* _Task statement_:
Collect each line of the records containing the string "that".

== Data to process

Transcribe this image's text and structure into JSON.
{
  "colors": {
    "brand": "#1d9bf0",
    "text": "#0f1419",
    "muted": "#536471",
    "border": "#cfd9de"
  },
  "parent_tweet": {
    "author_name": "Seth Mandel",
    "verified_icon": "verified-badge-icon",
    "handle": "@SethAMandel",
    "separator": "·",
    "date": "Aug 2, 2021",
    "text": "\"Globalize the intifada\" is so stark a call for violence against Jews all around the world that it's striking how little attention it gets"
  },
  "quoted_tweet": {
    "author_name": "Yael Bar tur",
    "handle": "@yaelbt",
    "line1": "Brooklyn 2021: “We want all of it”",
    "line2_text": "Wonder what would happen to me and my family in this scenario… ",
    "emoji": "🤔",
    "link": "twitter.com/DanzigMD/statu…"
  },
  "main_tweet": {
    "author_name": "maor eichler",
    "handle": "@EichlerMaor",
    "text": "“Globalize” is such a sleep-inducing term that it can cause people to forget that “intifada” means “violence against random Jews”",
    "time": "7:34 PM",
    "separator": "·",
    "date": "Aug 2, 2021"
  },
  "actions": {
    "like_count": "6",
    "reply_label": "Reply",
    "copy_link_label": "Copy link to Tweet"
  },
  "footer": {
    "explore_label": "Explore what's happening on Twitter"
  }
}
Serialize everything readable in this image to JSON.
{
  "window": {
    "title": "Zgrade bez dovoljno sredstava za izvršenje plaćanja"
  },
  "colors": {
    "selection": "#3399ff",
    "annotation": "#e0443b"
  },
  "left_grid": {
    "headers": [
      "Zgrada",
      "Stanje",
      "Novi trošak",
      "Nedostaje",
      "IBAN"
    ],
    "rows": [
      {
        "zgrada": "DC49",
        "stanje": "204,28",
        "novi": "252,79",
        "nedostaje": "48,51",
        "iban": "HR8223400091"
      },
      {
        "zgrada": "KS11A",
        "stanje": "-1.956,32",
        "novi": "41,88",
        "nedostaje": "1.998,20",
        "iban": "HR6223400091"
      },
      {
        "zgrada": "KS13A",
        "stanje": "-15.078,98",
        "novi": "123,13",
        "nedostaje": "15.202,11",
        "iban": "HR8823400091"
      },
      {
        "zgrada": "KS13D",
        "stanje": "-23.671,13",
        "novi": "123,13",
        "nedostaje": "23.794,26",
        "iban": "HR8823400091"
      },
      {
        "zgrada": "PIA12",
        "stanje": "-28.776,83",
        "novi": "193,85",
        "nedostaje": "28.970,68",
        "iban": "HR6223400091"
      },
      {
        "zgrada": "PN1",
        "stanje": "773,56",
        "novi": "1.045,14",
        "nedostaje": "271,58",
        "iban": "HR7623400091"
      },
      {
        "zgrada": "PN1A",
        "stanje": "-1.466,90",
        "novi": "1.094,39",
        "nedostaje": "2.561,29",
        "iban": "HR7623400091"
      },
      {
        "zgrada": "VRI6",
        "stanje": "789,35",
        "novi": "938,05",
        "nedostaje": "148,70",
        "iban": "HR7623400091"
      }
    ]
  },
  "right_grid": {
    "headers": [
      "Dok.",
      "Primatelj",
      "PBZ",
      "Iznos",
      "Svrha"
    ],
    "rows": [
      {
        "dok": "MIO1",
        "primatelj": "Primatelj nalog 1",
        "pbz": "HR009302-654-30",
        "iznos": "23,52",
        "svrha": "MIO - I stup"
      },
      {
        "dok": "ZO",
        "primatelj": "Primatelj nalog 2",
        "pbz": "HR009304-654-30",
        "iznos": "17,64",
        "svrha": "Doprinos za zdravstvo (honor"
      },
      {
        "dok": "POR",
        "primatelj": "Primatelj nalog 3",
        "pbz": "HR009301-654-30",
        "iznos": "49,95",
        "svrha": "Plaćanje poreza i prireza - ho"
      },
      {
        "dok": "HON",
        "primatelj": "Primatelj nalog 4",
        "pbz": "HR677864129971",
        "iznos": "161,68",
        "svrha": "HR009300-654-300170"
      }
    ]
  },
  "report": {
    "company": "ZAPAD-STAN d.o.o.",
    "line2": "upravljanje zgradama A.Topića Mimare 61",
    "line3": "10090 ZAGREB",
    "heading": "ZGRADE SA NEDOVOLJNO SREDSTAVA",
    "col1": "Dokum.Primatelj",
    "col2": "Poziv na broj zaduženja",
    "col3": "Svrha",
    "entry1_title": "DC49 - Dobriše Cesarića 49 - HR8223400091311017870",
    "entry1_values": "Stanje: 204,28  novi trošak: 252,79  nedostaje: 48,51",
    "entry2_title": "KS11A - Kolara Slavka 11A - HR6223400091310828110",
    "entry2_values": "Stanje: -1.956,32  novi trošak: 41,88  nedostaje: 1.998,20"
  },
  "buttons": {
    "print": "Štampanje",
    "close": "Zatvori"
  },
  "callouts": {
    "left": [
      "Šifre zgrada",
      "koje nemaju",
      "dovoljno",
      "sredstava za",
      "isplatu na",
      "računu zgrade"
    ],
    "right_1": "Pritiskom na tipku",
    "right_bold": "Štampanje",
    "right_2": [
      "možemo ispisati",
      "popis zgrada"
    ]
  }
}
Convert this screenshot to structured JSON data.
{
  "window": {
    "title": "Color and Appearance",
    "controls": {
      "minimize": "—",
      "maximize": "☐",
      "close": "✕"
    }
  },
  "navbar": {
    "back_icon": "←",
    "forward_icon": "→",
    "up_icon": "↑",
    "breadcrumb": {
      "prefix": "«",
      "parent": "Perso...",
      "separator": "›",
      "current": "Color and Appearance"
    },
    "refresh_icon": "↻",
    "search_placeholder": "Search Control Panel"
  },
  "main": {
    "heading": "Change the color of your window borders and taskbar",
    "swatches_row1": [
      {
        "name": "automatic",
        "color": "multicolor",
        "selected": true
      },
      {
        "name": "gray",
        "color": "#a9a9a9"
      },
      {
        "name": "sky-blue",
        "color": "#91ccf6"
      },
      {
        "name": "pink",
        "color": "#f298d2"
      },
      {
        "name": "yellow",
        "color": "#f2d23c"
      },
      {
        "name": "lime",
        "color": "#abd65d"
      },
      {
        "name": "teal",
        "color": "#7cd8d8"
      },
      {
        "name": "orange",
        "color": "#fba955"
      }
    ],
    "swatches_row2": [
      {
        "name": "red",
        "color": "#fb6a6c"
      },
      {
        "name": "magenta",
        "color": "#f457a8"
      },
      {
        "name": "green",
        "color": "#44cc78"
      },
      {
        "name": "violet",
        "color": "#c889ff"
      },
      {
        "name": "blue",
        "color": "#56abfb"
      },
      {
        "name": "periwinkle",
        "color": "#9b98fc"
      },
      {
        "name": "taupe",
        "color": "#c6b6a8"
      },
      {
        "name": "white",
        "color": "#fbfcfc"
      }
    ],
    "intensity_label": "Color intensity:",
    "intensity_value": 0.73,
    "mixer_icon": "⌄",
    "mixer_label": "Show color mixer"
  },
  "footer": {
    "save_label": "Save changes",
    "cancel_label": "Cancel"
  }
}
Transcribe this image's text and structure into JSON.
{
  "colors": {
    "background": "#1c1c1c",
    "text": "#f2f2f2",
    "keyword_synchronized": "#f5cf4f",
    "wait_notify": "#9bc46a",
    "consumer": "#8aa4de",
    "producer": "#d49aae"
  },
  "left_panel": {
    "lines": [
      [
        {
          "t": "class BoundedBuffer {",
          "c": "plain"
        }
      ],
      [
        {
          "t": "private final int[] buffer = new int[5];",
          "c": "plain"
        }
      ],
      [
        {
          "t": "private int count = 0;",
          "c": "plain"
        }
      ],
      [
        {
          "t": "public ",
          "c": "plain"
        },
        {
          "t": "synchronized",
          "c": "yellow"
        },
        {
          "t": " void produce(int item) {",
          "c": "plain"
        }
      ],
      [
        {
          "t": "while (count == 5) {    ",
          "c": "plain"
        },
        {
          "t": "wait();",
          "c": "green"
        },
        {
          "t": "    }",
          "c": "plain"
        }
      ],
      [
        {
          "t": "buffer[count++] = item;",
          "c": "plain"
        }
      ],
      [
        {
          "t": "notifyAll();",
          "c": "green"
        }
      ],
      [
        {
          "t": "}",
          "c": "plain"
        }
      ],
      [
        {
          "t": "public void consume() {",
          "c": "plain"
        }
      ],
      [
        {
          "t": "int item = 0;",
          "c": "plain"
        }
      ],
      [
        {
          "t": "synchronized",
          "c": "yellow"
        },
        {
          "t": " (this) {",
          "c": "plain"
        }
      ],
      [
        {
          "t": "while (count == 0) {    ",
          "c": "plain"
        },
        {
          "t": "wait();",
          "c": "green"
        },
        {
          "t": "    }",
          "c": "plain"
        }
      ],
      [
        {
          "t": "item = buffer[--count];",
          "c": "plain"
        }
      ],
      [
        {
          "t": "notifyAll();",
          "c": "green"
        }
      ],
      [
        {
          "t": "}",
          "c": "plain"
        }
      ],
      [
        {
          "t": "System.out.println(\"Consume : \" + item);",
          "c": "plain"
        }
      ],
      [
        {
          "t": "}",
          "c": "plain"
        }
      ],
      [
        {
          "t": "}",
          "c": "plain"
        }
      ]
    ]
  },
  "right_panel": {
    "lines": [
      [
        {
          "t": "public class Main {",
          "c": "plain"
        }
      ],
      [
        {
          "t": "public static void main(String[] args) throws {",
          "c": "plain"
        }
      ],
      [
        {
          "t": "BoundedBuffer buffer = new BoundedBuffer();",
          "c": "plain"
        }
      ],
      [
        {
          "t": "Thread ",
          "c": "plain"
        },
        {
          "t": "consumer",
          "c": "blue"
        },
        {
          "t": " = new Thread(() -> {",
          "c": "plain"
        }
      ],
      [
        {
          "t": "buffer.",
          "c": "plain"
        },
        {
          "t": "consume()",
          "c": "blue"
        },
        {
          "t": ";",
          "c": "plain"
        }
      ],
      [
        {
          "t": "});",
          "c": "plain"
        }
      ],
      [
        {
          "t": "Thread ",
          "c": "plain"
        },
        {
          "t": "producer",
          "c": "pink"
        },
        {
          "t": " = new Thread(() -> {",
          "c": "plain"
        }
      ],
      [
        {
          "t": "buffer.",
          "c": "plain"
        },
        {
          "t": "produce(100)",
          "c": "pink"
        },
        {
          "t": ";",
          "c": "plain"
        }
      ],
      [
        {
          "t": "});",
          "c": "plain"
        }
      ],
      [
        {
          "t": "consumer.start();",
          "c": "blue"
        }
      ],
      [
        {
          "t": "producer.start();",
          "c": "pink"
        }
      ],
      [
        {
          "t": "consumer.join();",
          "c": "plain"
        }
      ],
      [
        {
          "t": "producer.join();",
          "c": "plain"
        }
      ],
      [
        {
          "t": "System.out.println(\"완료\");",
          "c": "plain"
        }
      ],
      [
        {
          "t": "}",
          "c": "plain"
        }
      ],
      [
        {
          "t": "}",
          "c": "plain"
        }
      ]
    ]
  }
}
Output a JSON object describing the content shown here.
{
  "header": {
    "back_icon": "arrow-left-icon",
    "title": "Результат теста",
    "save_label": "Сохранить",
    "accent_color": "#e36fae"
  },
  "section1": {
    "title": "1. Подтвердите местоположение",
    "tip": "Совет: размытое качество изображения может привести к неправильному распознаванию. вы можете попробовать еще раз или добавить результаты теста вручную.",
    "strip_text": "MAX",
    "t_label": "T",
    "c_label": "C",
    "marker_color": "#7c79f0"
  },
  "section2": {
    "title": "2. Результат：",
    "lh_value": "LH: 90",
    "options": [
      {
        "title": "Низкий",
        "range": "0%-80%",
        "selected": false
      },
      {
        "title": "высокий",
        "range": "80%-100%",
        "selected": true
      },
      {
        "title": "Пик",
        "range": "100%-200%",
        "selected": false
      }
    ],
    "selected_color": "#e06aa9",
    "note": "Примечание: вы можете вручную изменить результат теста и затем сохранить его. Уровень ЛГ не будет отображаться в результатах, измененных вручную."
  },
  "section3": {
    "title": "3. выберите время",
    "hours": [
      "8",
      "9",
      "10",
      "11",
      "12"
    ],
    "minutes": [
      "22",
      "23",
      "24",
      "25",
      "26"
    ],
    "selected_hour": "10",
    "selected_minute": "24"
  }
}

====

* _Answer for this exercise_:
    "text": "\"Globalize the intifada\" is so stark a call for violence against Jews all around the world that it's striking how little attention it gets"
    "text": "“Globalize” is such a sleep-inducing term that it can cause people to forget that “intifada” means “violence against random Jews”",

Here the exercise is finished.